| GIVEN REQUEST |
Using the records that follow, copy every line containing the word "title".

— Start SOURCE DATA —

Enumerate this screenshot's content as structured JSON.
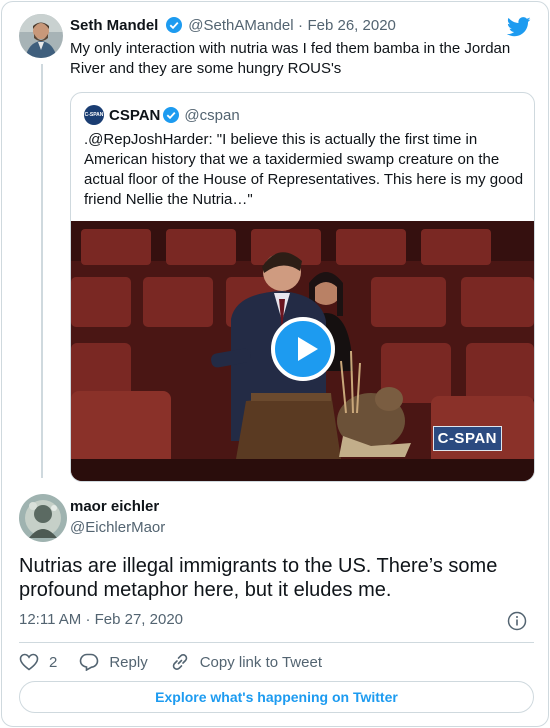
{
  "tweet": {
    "author": {
      "name": "Seth Mandel",
      "handle": "@SethAMandel",
      "date": "Feb 26, 2020",
      "verified": true
    },
    "text": "My only interaction with nutria was I fed them bamba in the Jordan River and they are some hungry ROUS's"
  },
  "quote": {
    "author": {
      "name": "CSPAN",
      "handle": "@cspan",
      "verified": true,
      "avatar_text": "C-SPAN"
    },
    "text": ".@RepJoshHarder: \"I believe this is actually the first time in American history that we a taxidermied swamp creature on the actual floor of the House of Representatives. This here is my good friend Nellie the Nutria…\"",
    "video": {
      "watermark": "C-SPAN"
    }
  },
  "reply": {
    "author": {
      "name": "maor eichler",
      "handle": "@EichlerMaor"
    },
    "text": "Nutrias are illegal immigrants to the US. There’s some profound metaphor here, but it eludes me.",
    "time": "12:11 AM",
    "date": "Feb 27, 2020",
    "date_separator": "·"
  },
  "actions": {
    "likes": "2",
    "reply_label": "Reply",
    "copy_link_label": "Copy link to Tweet"
  },
  "explore_label": "Explore what's happening on Twitter",
  "colors": {
    "accent": "#1d9bf0",
    "text": "#0f1419",
    "muted": "#536471",
    "border": "#cfd9de"
  }
}
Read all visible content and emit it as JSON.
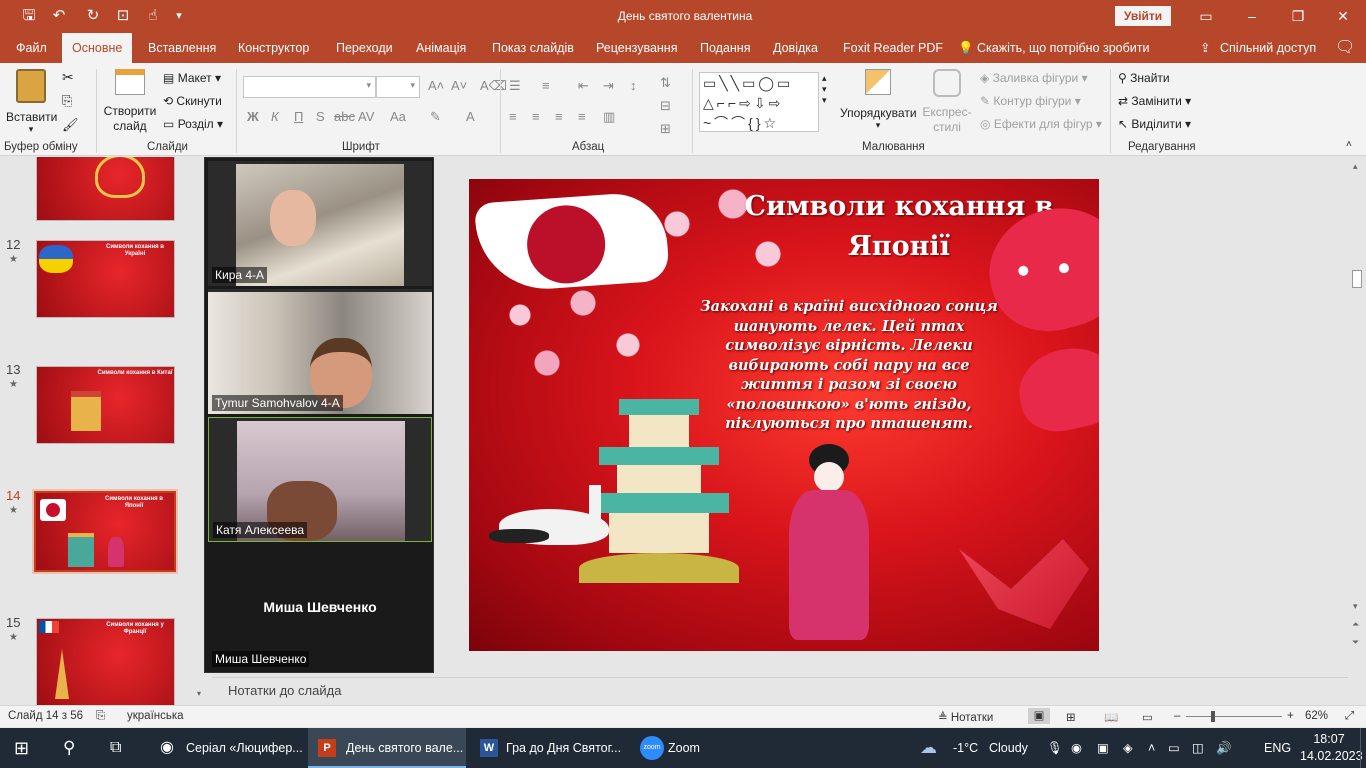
{
  "window": {
    "title": "День святого валентина",
    "signin_label": "Увійти",
    "qat": [
      "save-icon",
      "undo-icon",
      "redo-icon",
      "present-icon",
      "touch-icon",
      "customize-icon"
    ]
  },
  "tabs": [
    {
      "label": "Файл",
      "active": false
    },
    {
      "label": "Основне",
      "active": true
    },
    {
      "label": "Вставлення",
      "active": false
    },
    {
      "label": "Конструктор",
      "active": false
    },
    {
      "label": "Переходи",
      "active": false
    },
    {
      "label": "Анімація",
      "active": false
    },
    {
      "label": "Показ слайдів",
      "active": false
    },
    {
      "label": "Рецензування",
      "active": false
    },
    {
      "label": "Подання",
      "active": false
    },
    {
      "label": "Довідка",
      "active": false
    },
    {
      "label": "Foxit Reader PDF",
      "active": false
    }
  ],
  "tell_me": "Скажіть, що потрібно зробити",
  "share_label": "Спільний доступ",
  "ribbon": {
    "clipboard": {
      "paste": "Вставити",
      "group": "Буфер обміну"
    },
    "slides": {
      "new_slide": "Створити слайд",
      "layout": "Макет",
      "reset": "Скинути",
      "section": "Розділ",
      "group": "Слайди"
    },
    "font": {
      "group": "Шрифт",
      "bold": "Ж",
      "italic": "К",
      "underline": "П",
      "strike": "S",
      "spacing": "AV",
      "case": "Aa",
      "color": "A"
    },
    "paragraph": {
      "group": "Абзац"
    },
    "drawing": {
      "arrange": "Упорядкувати",
      "quick_styles": "Експрес-стилі",
      "fill": "Заливка фігури",
      "outline": "Контур фігури",
      "effects": "Ефекти для фігур",
      "group": "Малювання"
    },
    "editing": {
      "find": "Знайти",
      "replace": "Замінити",
      "select": "Виділити",
      "group": "Редагування"
    }
  },
  "thumbnails": [
    {
      "num": "",
      "title": "",
      "star": false
    },
    {
      "num": "12",
      "title": "Символи кохання в Україні",
      "star": true
    },
    {
      "num": "13",
      "title": "Символи кохання в Китаї",
      "star": true
    },
    {
      "num": "14",
      "title": "Символи кохання в Японії",
      "star": true,
      "selected": true
    },
    {
      "num": "15",
      "title": "Символи кохання у Франції",
      "star": true
    }
  ],
  "zoom": {
    "participants": [
      {
        "name": "Кира 4-А"
      },
      {
        "name": "Tymur Samohvalov 4-A"
      },
      {
        "name": "Катя Алексеева"
      },
      {
        "name": "Миша Шевченко",
        "big_name": "Миша Шевченко"
      }
    ]
  },
  "slide": {
    "title": "Символи кохання в Японії",
    "body": "Закохані в країні висхідного сонця шанують лелек. Цей птах символізує вірність. Лелеки вибирають собі пару на все життя і разом зі своєю «половинкою» в'ють гніздо, піклуються про пташенят."
  },
  "notes_placeholder": "Нотатки до слайда",
  "status": {
    "slide_counter": "Слайд 14 з 56",
    "language": "українська",
    "notes_label": "Нотатки",
    "zoom_percent": "62%"
  },
  "taskbar": {
    "apps": [
      {
        "label": "Серіал «Люцифер...",
        "icon": "chrome-icon"
      },
      {
        "label": "День святого вале...",
        "icon": "powerpoint-icon",
        "active": true
      },
      {
        "label": "Гра  до Дня Святог...",
        "icon": "word-icon"
      },
      {
        "label": "Zoom",
        "icon": "zoom-icon"
      }
    ],
    "weather": {
      "temp": "-1°C",
      "text": "Cloudy"
    },
    "lang": "ENG",
    "time": "18:07",
    "date": "14.02.2023"
  }
}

— End SOURCE DATA —

| RESPONSE TO THIS EXERCISE |
    "title": "День святого валентина",
      "title": "",
      "title": "Символи кохання в Україні",
      "title": "Символи кохання в Китаї",
      "title": "Символи кохання в Японії",
      "title": "Символи кохання у Франції",
    "title": "Символи кохання в Японії",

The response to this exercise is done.